EXERCISE: Gather up all lines that carry the word "Median".

RECORDS FOR THIS TASK:
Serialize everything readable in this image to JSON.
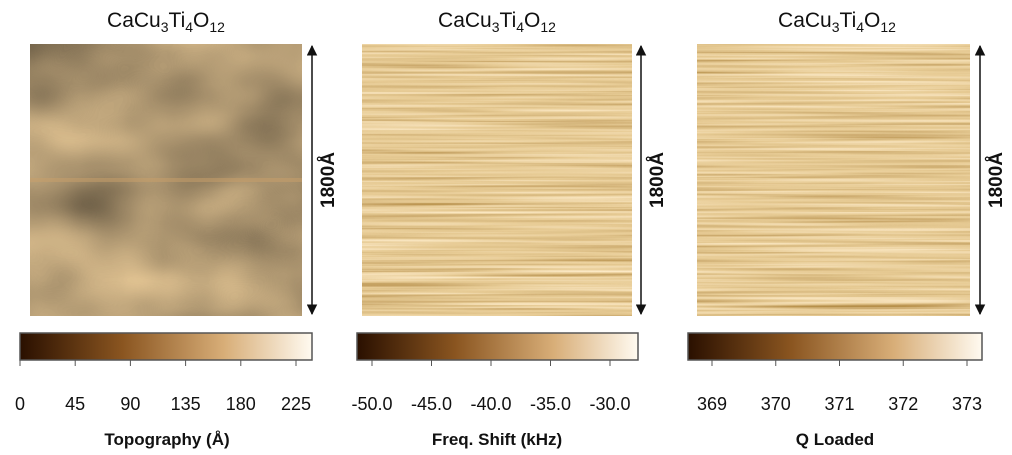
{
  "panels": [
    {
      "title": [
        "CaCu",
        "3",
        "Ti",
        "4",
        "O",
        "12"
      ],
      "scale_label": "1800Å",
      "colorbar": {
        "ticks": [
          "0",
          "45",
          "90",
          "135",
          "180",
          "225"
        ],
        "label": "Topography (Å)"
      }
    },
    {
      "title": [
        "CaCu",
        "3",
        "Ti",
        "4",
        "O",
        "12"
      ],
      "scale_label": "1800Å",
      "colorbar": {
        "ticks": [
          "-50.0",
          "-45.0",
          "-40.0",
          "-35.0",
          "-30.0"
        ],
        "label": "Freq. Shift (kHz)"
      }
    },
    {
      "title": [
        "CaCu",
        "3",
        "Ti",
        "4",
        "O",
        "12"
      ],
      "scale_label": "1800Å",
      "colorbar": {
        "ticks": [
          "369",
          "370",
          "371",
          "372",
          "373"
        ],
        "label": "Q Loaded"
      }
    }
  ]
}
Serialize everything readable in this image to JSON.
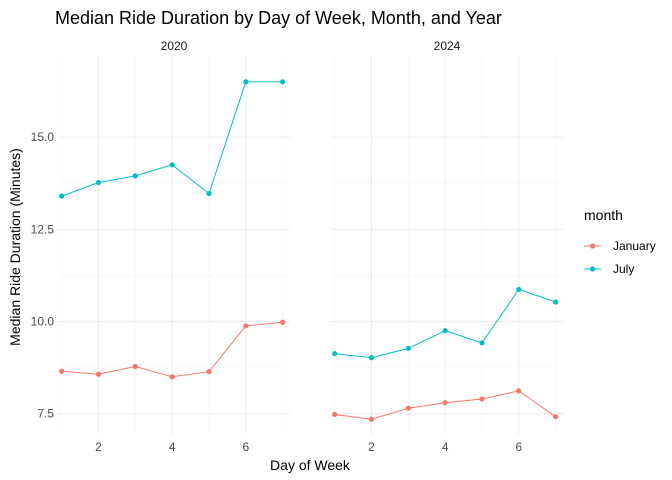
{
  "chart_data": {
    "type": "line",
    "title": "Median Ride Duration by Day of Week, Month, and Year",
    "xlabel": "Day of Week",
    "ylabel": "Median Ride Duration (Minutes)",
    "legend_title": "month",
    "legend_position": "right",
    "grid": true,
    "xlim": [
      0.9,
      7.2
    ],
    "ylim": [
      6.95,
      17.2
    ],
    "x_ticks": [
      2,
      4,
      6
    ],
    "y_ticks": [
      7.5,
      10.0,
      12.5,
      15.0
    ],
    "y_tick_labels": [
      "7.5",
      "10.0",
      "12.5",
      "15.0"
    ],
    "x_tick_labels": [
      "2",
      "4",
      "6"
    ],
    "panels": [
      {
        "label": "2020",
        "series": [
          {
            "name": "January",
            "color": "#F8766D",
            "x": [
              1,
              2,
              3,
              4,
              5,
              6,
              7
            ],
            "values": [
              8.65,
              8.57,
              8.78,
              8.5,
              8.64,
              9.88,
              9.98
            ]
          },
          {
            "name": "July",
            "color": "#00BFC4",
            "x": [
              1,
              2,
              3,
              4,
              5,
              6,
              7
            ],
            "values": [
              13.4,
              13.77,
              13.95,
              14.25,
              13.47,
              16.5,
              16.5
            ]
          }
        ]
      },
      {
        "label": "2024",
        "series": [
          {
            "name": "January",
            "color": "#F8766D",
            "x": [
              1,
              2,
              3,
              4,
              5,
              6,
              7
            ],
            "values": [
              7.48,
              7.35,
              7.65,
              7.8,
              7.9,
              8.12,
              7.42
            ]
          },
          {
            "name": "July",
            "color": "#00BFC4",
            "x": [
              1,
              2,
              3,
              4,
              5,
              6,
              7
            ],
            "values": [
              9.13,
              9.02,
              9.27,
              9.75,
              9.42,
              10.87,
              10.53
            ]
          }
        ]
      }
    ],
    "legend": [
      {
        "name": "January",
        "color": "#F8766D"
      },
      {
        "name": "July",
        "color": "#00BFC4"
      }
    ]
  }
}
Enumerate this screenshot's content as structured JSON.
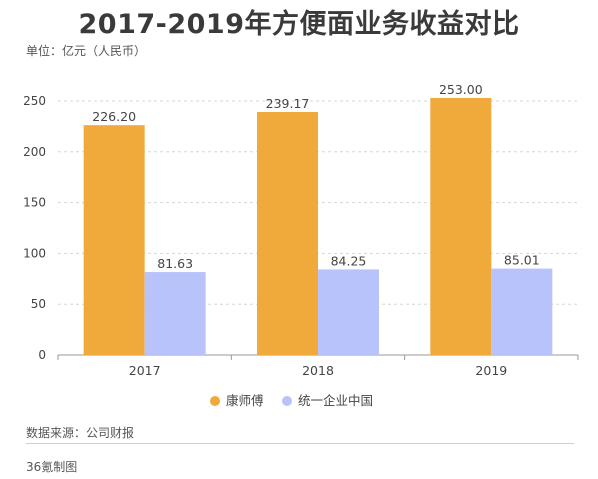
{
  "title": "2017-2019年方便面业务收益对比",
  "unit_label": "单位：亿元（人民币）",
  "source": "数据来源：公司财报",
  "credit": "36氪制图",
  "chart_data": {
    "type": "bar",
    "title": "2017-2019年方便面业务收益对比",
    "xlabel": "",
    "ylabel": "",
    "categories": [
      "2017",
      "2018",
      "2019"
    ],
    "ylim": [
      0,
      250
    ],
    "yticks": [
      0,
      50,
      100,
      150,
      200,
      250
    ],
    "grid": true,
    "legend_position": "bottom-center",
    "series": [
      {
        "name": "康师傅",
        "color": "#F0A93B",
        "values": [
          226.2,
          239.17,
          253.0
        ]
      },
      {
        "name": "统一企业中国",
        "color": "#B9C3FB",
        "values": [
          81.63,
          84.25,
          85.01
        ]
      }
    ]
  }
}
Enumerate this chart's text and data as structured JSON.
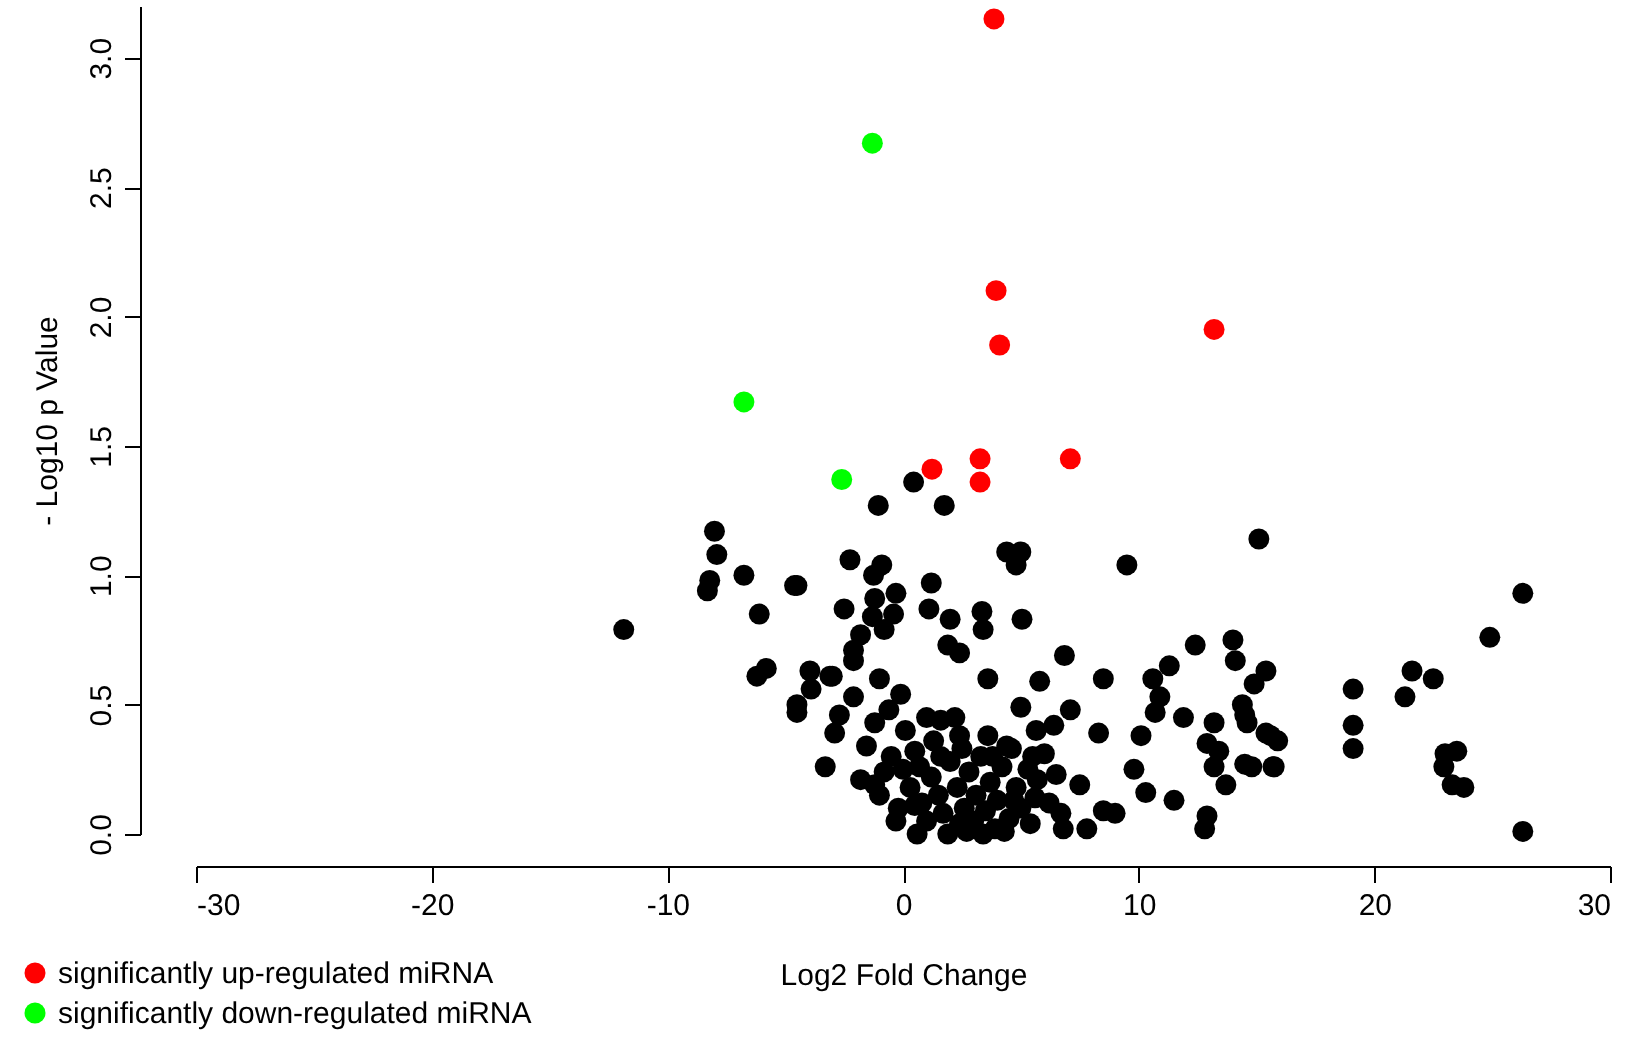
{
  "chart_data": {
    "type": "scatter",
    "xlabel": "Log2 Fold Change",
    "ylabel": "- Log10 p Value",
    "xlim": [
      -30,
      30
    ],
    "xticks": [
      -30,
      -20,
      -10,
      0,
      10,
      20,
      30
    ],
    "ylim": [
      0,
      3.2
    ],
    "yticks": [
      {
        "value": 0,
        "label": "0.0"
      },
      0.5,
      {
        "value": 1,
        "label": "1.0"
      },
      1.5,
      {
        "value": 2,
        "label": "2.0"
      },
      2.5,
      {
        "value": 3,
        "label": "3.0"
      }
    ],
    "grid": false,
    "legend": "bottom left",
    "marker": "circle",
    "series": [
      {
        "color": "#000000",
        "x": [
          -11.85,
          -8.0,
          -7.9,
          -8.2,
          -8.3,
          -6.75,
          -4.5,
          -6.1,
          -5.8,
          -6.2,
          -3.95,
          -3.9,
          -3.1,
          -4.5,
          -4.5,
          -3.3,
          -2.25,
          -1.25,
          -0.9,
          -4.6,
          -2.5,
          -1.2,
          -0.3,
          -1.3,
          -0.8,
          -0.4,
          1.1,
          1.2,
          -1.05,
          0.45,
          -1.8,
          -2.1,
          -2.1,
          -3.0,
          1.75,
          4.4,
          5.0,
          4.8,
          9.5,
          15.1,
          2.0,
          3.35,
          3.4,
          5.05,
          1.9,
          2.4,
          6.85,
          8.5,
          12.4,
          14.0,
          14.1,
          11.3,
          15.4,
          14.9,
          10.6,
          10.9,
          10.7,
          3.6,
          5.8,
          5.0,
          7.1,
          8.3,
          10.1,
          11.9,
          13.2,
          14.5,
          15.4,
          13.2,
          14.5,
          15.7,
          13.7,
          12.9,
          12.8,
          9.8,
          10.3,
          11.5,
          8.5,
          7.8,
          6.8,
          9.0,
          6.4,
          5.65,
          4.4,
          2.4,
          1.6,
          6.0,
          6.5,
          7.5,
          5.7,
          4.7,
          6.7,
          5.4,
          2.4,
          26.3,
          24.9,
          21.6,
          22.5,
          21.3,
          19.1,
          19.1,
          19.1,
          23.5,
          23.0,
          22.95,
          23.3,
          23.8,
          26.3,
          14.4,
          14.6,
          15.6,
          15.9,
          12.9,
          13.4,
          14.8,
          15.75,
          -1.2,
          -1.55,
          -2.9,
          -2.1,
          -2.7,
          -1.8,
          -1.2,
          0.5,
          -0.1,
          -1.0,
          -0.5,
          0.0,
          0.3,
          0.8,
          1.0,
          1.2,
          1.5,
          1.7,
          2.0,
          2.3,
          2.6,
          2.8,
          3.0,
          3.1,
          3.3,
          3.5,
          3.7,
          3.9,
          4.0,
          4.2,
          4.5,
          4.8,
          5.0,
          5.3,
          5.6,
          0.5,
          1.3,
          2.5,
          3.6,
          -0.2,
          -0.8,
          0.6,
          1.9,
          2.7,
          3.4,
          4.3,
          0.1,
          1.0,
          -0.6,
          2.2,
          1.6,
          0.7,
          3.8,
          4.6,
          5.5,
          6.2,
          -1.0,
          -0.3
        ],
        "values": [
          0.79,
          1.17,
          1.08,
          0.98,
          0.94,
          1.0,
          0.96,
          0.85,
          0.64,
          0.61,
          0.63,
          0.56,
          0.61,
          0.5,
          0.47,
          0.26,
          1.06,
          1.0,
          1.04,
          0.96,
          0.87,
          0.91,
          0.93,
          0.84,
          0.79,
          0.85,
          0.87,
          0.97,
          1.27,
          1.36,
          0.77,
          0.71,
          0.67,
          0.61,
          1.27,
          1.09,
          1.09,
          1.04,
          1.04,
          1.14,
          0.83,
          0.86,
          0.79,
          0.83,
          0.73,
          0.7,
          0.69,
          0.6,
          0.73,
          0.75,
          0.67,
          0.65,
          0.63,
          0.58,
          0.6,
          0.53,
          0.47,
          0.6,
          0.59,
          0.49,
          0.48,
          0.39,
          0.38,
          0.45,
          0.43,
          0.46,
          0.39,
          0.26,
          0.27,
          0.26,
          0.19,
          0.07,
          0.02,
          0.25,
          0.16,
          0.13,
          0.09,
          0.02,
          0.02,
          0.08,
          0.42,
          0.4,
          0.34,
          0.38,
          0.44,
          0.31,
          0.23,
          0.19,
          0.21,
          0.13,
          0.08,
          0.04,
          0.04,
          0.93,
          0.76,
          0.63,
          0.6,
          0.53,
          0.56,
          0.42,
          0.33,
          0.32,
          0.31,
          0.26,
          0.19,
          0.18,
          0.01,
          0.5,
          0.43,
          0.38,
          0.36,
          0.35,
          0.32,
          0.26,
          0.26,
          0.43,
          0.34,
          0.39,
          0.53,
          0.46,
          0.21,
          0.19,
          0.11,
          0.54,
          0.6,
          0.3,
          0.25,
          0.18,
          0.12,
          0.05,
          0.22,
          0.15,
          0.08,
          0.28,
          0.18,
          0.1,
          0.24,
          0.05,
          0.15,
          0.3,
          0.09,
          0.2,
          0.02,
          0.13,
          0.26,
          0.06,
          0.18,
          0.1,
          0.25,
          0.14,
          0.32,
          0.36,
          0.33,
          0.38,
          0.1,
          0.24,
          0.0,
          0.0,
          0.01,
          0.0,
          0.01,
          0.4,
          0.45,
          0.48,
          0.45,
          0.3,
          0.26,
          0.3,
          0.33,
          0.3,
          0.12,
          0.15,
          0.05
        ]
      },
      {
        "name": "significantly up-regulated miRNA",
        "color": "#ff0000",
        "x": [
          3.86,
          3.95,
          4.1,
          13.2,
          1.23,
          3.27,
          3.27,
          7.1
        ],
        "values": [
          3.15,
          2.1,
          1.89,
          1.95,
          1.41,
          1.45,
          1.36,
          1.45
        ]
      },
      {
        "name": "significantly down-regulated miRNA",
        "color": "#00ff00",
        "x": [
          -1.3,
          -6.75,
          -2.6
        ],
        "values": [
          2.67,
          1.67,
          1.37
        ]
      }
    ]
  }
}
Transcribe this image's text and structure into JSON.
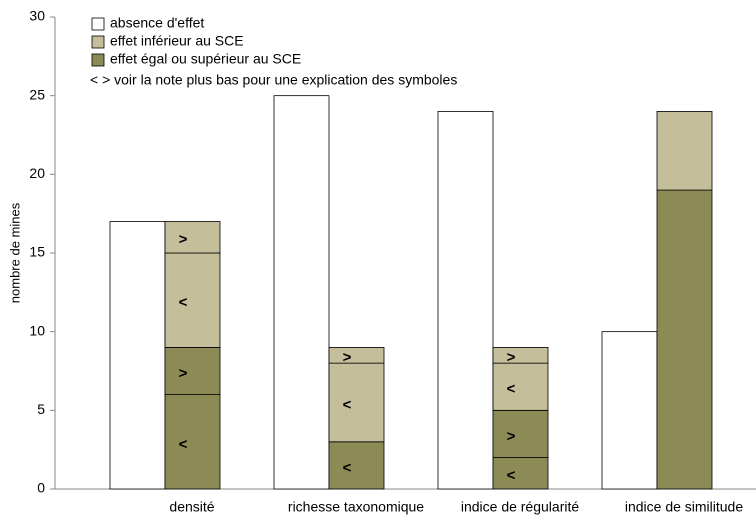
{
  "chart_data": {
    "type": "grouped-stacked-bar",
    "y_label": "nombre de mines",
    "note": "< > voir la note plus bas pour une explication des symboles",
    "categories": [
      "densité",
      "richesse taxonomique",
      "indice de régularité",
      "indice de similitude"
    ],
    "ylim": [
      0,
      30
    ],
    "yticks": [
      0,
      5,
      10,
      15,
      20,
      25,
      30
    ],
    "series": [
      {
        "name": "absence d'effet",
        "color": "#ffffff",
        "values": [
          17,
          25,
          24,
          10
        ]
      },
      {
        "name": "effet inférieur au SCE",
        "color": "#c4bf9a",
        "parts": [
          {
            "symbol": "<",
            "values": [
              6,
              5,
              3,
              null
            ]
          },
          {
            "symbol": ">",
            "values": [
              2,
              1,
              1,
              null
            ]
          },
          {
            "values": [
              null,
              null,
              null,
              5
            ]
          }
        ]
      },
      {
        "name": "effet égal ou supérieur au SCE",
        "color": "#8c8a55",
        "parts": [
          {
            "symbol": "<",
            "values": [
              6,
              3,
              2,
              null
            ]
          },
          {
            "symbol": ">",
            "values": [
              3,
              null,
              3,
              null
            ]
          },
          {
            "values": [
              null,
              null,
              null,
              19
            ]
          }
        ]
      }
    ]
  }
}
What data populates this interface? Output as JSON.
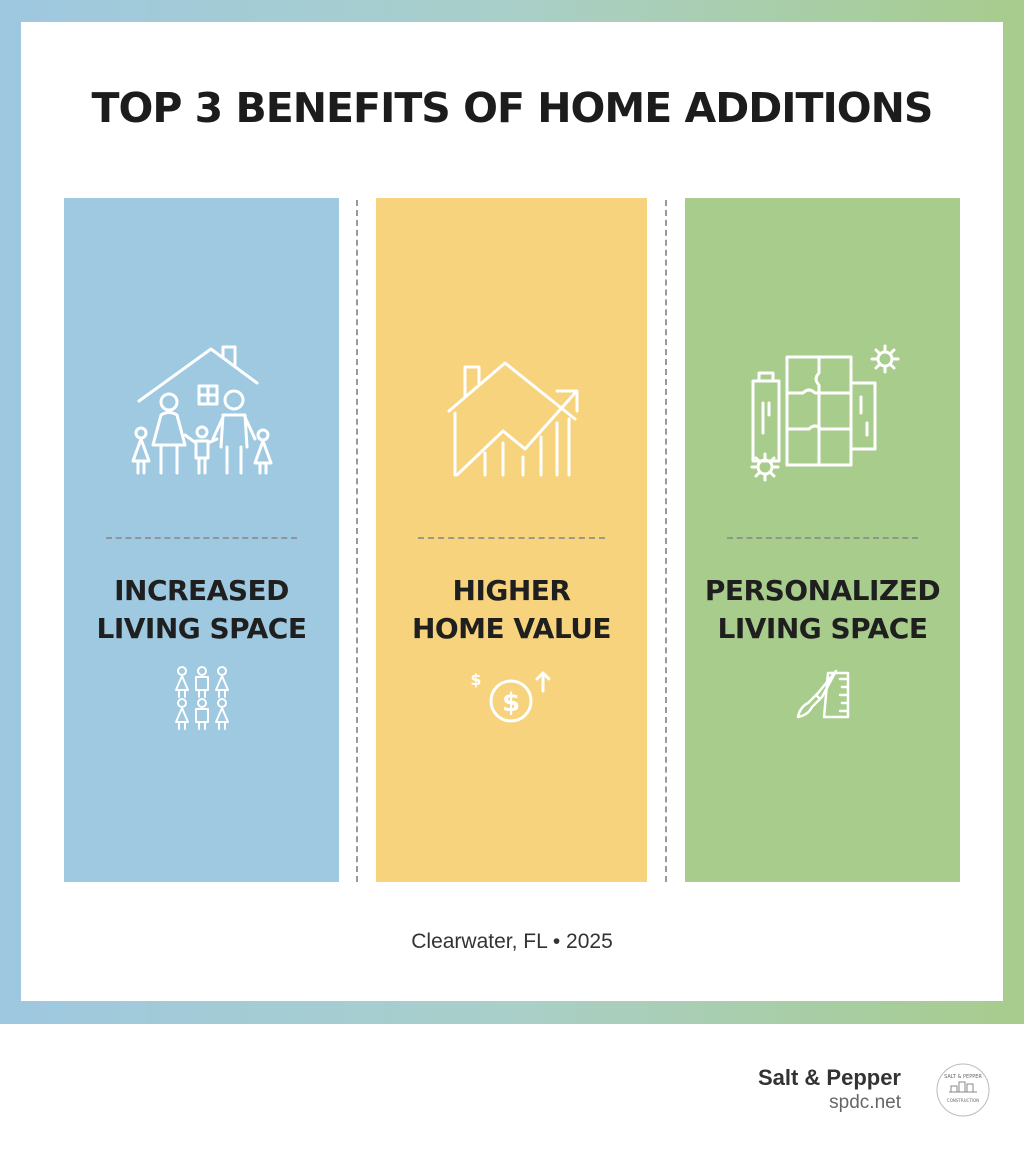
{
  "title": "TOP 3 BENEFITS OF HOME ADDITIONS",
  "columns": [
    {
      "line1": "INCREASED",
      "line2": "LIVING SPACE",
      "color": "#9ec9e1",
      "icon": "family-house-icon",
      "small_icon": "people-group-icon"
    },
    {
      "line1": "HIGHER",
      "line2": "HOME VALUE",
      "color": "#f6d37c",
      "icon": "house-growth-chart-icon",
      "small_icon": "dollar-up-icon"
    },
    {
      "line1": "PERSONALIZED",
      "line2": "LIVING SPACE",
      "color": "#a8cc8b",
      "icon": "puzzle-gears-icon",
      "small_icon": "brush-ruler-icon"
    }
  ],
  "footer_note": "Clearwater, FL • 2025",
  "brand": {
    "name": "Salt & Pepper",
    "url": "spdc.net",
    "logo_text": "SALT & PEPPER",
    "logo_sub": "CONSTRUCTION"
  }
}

RESPONSE BELOW:
    "title": "Median Ride Duration by Day of Week, Month, and Year",
    "ylabel": "Median Ride Duration (Minutes)",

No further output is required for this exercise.